# Description of the task
Check each line of the listing below for the string "помещений", and copy the ones that have it.

# Input
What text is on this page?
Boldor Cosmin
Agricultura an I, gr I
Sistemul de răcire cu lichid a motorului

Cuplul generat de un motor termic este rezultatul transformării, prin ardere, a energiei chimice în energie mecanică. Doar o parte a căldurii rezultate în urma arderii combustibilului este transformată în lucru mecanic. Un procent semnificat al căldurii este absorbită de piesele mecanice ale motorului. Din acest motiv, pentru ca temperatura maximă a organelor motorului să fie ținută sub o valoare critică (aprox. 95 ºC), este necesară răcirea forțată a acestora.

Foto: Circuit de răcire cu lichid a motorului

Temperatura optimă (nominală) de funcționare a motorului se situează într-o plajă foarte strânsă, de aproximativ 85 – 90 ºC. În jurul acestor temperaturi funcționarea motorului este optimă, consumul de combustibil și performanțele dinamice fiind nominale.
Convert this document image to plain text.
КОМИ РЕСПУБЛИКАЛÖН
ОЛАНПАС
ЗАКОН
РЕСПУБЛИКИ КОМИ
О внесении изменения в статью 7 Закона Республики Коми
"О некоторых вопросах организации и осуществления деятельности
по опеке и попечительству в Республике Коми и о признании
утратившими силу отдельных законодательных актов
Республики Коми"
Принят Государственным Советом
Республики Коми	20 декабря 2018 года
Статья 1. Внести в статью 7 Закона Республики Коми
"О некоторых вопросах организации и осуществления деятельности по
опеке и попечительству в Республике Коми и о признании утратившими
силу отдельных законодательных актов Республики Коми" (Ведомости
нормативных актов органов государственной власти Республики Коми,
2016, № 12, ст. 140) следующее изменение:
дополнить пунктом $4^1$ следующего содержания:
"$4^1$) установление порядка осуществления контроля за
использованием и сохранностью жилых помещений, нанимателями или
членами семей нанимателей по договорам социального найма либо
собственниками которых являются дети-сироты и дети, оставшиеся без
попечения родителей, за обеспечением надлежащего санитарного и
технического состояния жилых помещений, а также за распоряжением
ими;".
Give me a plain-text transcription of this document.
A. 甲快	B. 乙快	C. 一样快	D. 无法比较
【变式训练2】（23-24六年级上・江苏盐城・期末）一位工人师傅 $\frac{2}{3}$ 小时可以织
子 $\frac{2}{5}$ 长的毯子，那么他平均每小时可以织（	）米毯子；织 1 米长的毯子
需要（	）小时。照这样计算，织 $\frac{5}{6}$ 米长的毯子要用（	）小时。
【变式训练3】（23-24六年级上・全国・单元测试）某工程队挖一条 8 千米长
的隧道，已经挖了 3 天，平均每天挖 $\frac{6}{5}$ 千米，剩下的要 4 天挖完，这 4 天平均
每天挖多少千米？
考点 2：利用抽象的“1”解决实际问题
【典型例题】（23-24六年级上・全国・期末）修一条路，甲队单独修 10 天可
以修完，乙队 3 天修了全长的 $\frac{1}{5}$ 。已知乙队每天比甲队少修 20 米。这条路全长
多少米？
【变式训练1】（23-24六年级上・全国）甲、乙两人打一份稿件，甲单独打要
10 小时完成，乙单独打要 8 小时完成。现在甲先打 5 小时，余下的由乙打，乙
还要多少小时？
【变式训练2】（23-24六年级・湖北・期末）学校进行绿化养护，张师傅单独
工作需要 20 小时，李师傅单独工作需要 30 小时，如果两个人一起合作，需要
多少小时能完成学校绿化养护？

# Response to the exercise
использованием и сохранностью жилых помещений, нанимателями или
технического состояния жилых помещений, а также за распоряжением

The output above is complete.